-- START OF Provided data --

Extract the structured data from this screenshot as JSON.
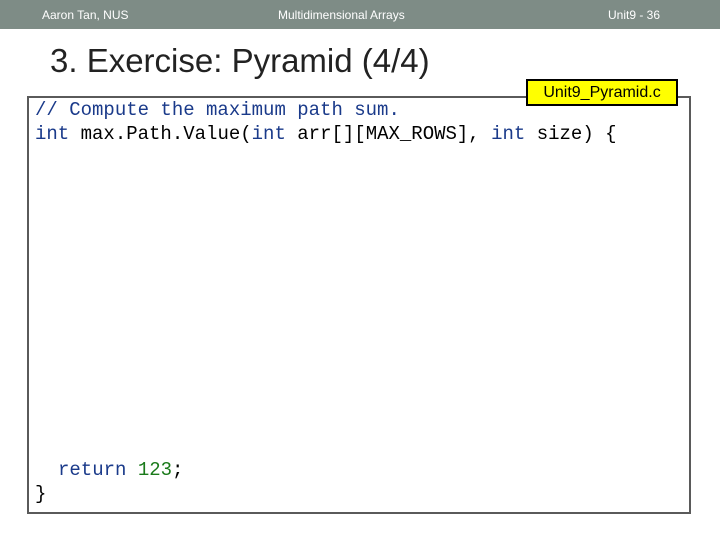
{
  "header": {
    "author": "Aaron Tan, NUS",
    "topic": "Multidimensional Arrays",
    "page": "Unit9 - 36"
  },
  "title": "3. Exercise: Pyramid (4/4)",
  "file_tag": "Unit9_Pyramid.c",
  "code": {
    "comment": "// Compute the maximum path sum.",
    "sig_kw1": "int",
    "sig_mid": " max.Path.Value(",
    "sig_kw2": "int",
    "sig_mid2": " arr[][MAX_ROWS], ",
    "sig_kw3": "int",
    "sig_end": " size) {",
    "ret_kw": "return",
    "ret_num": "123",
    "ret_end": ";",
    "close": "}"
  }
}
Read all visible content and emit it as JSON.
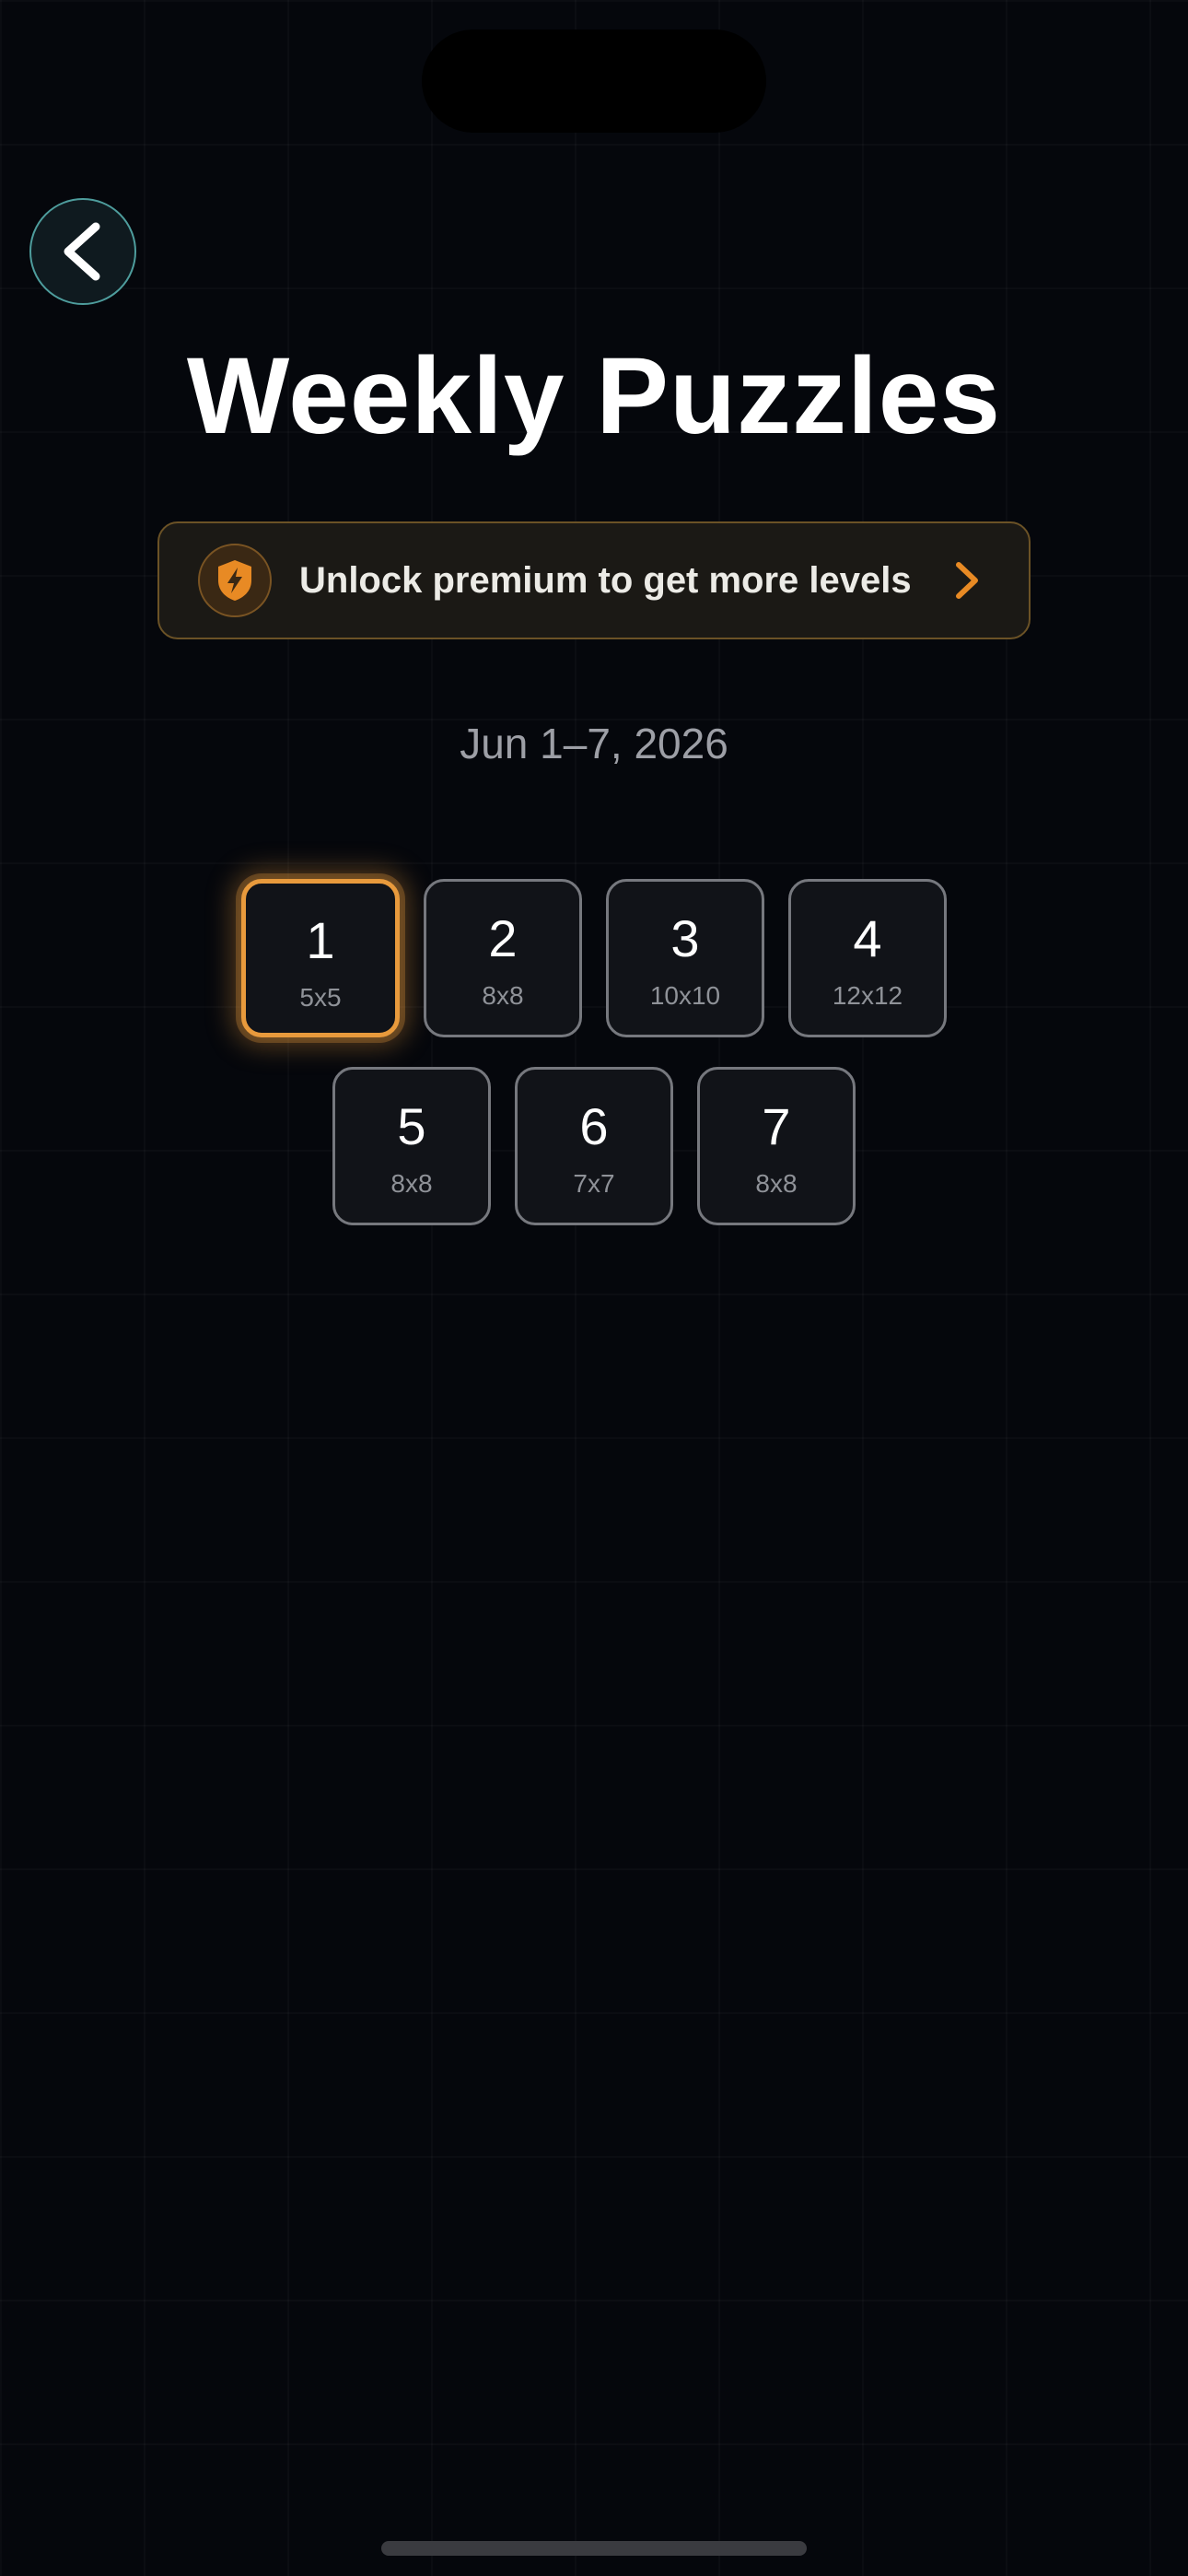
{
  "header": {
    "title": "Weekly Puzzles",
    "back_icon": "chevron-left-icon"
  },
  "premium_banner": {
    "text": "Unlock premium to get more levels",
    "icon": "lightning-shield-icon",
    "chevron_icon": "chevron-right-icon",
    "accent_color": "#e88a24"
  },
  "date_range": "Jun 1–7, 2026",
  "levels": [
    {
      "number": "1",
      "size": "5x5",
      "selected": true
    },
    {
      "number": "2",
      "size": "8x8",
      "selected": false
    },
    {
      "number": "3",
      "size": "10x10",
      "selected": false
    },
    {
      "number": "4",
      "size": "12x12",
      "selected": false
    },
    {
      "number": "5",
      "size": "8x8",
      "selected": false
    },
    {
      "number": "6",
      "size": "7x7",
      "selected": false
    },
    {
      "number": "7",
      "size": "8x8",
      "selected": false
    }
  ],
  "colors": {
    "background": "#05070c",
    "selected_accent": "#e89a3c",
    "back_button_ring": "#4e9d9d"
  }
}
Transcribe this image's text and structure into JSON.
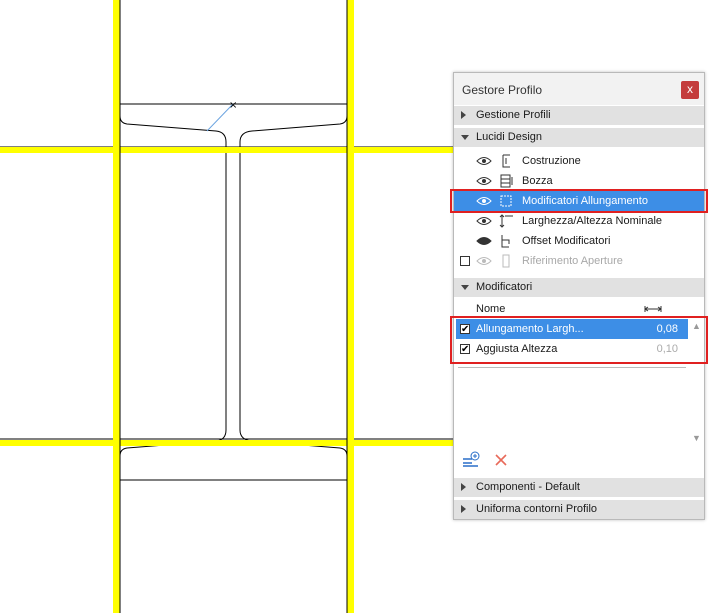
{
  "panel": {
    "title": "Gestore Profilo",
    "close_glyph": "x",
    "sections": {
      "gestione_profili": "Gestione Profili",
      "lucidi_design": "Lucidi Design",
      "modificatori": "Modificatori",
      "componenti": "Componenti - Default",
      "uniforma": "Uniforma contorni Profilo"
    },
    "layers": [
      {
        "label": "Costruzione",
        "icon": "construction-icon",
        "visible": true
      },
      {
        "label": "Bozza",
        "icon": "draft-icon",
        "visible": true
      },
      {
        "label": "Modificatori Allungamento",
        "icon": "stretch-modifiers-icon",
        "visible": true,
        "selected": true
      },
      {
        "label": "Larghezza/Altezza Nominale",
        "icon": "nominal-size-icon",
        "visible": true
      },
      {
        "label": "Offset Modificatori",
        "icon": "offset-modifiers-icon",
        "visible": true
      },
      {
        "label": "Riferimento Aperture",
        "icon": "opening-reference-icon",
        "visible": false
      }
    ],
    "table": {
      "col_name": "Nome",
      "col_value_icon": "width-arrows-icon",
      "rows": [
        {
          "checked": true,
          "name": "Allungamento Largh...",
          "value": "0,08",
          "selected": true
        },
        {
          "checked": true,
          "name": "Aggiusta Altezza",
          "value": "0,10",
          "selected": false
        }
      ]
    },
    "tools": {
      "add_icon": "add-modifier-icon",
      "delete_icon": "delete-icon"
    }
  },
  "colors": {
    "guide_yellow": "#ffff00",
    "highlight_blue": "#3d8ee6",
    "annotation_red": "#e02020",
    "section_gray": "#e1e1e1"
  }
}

-- END OF Provided data --

> Exercise
Output the material word for word, omitting its pictures.

> Output
Extract the structured data from this screenshot as JSON.
{
  "header": {
    "author": "Aaron Tan, NUS",
    "topic": "Multidimensional Arrays",
    "page": "Unit9 - 36"
  },
  "title": "3. Exercise: Pyramid (4/4)",
  "file_tag": "Unit9_Pyramid.c",
  "code": {
    "comment": "// Compute the maximum path sum.",
    "sig_kw1": "int",
    "sig_mid": " max.Path.Value(",
    "sig_kw2": "int",
    "sig_mid2": " arr[][MAX_ROWS], ",
    "sig_kw3": "int",
    "sig_end": " size) {",
    "ret_kw": "return",
    "ret_num": "123",
    "ret_end": ";",
    "close": "}"
  }
}
Read all visible content and emit it as JSON.
{
  "header": {
    "title": "Weekly Puzzles",
    "back_icon": "chevron-left-icon"
  },
  "premium_banner": {
    "text": "Unlock premium to get more levels",
    "icon": "lightning-shield-icon",
    "chevron_icon": "chevron-right-icon",
    "accent_color": "#e88a24"
  },
  "date_range": "Jun 1–7, 2026",
  "levels": [
    {
      "number": "1",
      "size": "5x5",
      "selected": true
    },
    {
      "number": "2",
      "size": "8x8",
      "selected": false
    },
    {
      "number": "3",
      "size": "10x10",
      "selected": false
    },
    {
      "number": "4",
      "size": "12x12",
      "selected": false
    },
    {
      "number": "5",
      "size": "8x8",
      "selected": false
    },
    {
      "number": "6",
      "size": "7x7",
      "selected": false
    },
    {
      "number": "7",
      "size": "8x8",
      "selected": false
    }
  ],
  "colors": {
    "background": "#05070c",
    "selected_accent": "#e89a3c",
    "back_button_ring": "#4e9d9d"
  }
}
Transcribe this image's text and structure into JSON.
{
  "panel": {
    "title": "Gestore Profilo",
    "close_glyph": "x",
    "sections": {
      "gestione_profili": "Gestione Profili",
      "lucidi_design": "Lucidi Design",
      "modificatori": "Modificatori",
      "componenti": "Componenti - Default",
      "uniforma": "Uniforma contorni Profilo"
    },
    "layers": [
      {
        "label": "Costruzione",
        "icon": "construction-icon",
        "visible": true
      },
      {
        "label": "Bozza",
        "icon": "draft-icon",
        "visible": true
      },
      {
        "label": "Modificatori Allungamento",
        "icon": "stretch-modifiers-icon",
        "visible": true,
        "selected": true
      },
      {
        "label": "Larghezza/Altezza Nominale",
        "icon": "nominal-size-icon",
        "visible": true
      },
      {
        "label": "Offset Modificatori",
        "icon": "offset-modifiers-icon",
        "visible": true
      },
      {
        "label": "Riferimento Aperture",
        "icon": "opening-reference-icon",
        "visible": false
      }
    ],
    "table": {
      "col_name": "Nome",
      "col_value_icon": "width-arrows-icon",
      "rows": [
        {
          "checked": true,
          "name": "Allungamento Largh...",
          "value": "0,08",
          "selected": true
        },
        {
          "checked": true,
          "name": "Aggiusta Altezza",
          "value": "0,10",
          "selected": false
        }
      ]
    },
    "tools": {
      "add_icon": "add-modifier-icon",
      "delete_icon": "delete-icon"
    }
  },
  "colors": {
    "guide_yellow": "#ffff00",
    "highlight_blue": "#3d8ee6",
    "annotation_red": "#e02020",
    "section_gray": "#e1e1e1"
  }
}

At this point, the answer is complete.